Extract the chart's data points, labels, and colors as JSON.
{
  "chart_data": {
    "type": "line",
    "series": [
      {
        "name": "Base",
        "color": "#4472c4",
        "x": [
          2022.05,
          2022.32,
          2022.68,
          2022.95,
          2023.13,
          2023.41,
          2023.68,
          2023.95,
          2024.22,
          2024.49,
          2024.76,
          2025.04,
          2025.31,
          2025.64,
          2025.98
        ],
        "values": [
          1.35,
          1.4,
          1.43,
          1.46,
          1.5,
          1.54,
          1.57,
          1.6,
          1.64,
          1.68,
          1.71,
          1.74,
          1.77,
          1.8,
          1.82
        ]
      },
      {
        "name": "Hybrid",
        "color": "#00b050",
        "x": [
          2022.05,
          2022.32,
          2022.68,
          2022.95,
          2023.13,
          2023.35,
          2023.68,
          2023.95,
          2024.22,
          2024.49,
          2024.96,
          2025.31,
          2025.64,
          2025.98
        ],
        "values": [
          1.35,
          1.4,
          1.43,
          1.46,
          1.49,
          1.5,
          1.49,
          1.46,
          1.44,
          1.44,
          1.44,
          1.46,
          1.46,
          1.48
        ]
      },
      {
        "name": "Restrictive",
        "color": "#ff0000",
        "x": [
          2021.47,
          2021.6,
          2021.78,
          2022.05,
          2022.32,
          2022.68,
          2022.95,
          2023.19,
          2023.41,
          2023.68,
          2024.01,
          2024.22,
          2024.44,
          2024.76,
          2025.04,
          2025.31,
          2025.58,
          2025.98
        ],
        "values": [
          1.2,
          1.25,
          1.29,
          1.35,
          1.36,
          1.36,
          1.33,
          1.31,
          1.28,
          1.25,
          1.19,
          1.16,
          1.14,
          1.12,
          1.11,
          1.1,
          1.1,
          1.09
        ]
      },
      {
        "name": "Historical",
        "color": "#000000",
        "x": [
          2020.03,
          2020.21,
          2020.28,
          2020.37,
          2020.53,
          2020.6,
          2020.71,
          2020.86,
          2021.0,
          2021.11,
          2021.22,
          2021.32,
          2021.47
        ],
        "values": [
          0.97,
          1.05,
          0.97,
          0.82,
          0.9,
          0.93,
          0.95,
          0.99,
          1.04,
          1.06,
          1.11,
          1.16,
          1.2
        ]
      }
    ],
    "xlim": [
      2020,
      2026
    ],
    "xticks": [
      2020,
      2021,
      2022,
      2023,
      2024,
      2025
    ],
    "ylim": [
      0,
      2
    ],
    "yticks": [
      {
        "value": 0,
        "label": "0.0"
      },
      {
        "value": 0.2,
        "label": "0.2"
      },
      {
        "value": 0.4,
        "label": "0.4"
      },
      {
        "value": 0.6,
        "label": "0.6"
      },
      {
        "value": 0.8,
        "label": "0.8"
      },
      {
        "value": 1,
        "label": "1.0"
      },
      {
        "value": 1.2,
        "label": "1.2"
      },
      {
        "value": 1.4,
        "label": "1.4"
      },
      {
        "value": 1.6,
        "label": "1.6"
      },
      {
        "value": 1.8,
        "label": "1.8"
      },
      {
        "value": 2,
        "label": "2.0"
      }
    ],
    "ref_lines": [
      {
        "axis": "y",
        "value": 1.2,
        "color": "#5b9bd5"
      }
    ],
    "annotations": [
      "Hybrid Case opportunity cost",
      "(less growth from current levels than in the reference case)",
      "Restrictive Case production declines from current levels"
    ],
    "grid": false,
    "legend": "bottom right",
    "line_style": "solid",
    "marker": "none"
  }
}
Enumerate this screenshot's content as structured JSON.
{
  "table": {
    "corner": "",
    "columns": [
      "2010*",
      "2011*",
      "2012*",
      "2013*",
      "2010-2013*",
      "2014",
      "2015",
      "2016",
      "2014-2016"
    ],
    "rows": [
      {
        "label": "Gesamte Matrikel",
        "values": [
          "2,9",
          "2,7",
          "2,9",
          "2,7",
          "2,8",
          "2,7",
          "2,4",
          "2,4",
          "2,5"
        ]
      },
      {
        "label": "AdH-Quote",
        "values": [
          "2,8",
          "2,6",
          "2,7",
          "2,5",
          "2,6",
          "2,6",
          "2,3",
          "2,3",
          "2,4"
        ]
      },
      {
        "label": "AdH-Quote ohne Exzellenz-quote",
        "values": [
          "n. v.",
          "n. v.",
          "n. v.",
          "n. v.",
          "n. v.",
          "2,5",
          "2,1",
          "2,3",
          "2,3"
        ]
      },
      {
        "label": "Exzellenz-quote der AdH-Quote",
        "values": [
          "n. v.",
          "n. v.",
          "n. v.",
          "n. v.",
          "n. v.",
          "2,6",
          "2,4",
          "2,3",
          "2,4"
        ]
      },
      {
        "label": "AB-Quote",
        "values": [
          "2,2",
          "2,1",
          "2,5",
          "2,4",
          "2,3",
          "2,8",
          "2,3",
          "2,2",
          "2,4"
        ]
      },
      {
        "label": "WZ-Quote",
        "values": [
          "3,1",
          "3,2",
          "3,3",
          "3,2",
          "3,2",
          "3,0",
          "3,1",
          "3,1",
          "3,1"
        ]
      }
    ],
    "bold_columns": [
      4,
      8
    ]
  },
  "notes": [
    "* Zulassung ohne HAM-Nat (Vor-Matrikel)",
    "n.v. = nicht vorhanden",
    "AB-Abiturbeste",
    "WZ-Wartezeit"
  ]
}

§

■ Exercise goal: All the data must be duplicated exactly, with nothing added or removed.

■ Correct result:
Extract the chart's data points, labels, and colors as JSON.
{
  "chart_data": {
    "type": "line",
    "series": [
      {
        "name": "Base",
        "color": "#4472c4",
        "x": [
          2022.05,
          2022.32,
          2022.68,
          2022.95,
          2023.13,
          2023.41,
          2023.68,
          2023.95,
          2024.22,
          2024.49,
          2024.76,
          2025.04,
          2025.31,
          2025.64,
          2025.98
        ],
        "values": [
          1.35,
          1.4,
          1.43,
          1.46,
          1.5,
          1.54,
          1.57,
          1.6,
          1.64,
          1.68,
          1.71,
          1.74,
          1.77,
          1.8,
          1.82
        ]
      },
      {
        "name": "Hybrid",
        "color": "#00b050",
        "x": [
          2022.05,
          2022.32,
          2022.68,
          2022.95,
          2023.13,
          2023.35,
          2023.68,
          2023.95,
          2024.22,
          2024.49,
          2024.96,
          2025.31,
          2025.64,
          2025.98
        ],
        "values": [
          1.35,
          1.4,
          1.43,
          1.46,
          1.49,
          1.5,
          1.49,
          1.46,
          1.44,
          1.44,
          1.44,
          1.46,
          1.46,
          1.48
        ]
      },
      {
        "name": "Restrictive",
        "color": "#ff0000",
        "x": [
          2021.47,
          2021.6,
          2021.78,
          2022.05,
          2022.32,
          2022.68,
          2022.95,
          2023.19,
          2023.41,
          2023.68,
          2024.01,
          2024.22,
          2024.44,
          2024.76,
          2025.04,
          2025.31,
          2025.58,
          2025.98
        ],
        "values": [
          1.2,
          1.25,
          1.29,
          1.35,
          1.36,
          1.36,
          1.33,
          1.31,
          1.28,
          1.25,
          1.19,
          1.16,
          1.14,
          1.12,
          1.11,
          1.1,
          1.1,
          1.09
        ]
      },
      {
        "name": "Historical",
        "color": "#000000",
        "x": [
          2020.03,
          2020.21,
          2020.28,
          2020.37,
          2020.53,
          2020.6,
          2020.71,
          2020.86,
          2021.0,
          2021.11,
          2021.22,
          2021.32,
          2021.47
        ],
        "values": [
          0.97,
          1.05,
          0.97,
          0.82,
          0.9,
          0.93,
          0.95,
          0.99,
          1.04,
          1.06,
          1.11,
          1.16,
          1.2
        ]
      }
    ],
    "xlim": [
      2020,
      2026
    ],
    "xticks": [
      2020,
      2021,
      2022,
      2023,
      2024,
      2025
    ],
    "ylim": [
      0,
      2
    ],
    "yticks": [
      {
        "value": 0,
        "label": "0.0"
      },
      {
        "value": 0.2,
        "label": "0.2"
      },
      {
        "value": 0.4,
        "label": "0.4"
      },
      {
        "value": 0.6,
        "label": "0.6"
      },
      {
        "value": 0.8,
        "label": "0.8"
      },
      {
        "value": 1,
        "label": "1.0"
      },
      {
        "value": 1.2,
        "label": "1.2"
      },
      {
        "value": 1.4,
        "label": "1.4"
      },
      {
        "value": 1.6,
        "label": "1.6"
      },
      {
        "value": 1.8,
        "label": "1.8"
      },
      {
        "value": 2,
        "label": "2.0"
      }
    ],
    "ref_lines": [
      {
        "axis": "y",
        "value": 1.2,
        "color": "#5b9bd5"
      }
    ],
    "annotations": [
      "Hybrid Case opportunity cost",
      "(less growth from current levels than in the reference case)",
      "Restrictive Case production declines from current levels"
    ],
    "grid": false,
    "legend": "bottom right",
    "line_style": "solid",
    "marker": "none"
  }
}
Enumerate this screenshot's content as structured JSON.
{
  "table": {
    "corner": "",
    "columns": [
      "2010*",
      "2011*",
      "2012*",
      "2013*",
      "2010-2013*",
      "2014",
      "2015",
      "2016",
      "2014-2016"
    ],
    "rows": [
      {
        "label": "Gesamte Matrikel",
        "values": [
          "2,9",
          "2,7",
          "2,9",
          "2,7",
          "2,8",
          "2,7",
          "2,4",
          "2,4",
          "2,5"
        ]
      },
      {
        "label": "AdH-Quote",
        "values": [
          "2,8",
          "2,6",
          "2,7",
          "2,5",
          "2,6",
          "2,6",
          "2,3",
          "2,3",
          "2,4"
        ]
      },
      {
        "label": "AdH-Quote ohne Exzellenz-quote",
        "values": [
          "n. v.",
          "n. v.",
          "n. v.",
          "n. v.",
          "n. v.",
          "2,5",
          "2,1",
          "2,3",
          "2,3"
        ]
      },
      {
        "label": "Exzellenz-quote der AdH-Quote",
        "values": [
          "n. v.",
          "n. v.",
          "n. v.",
          "n. v.",
          "n. v.",
          "2,6",
          "2,4",
          "2,3",
          "2,4"
        ]
      },
      {
        "label": "AB-Quote",
        "values": [
          "2,2",
          "2,1",
          "2,5",
          "2,4",
          "2,3",
          "2,8",
          "2,3",
          "2,2",
          "2,4"
        ]
      },
      {
        "label": "WZ-Quote",
        "values": [
          "3,1",
          "3,2",
          "3,3",
          "3,2",
          "3,2",
          "3,0",
          "3,1",
          "3,1",
          "3,1"
        ]
      }
    ],
    "bold_columns": [
      4,
      8
    ]
  },
  "notes": [
    "* Zulassung ohne HAM-Nat (Vor-Matrikel)",
    "n.v. = nicht vorhanden",
    "AB-Abiturbeste",
    "WZ-Wartezeit"
  ]
}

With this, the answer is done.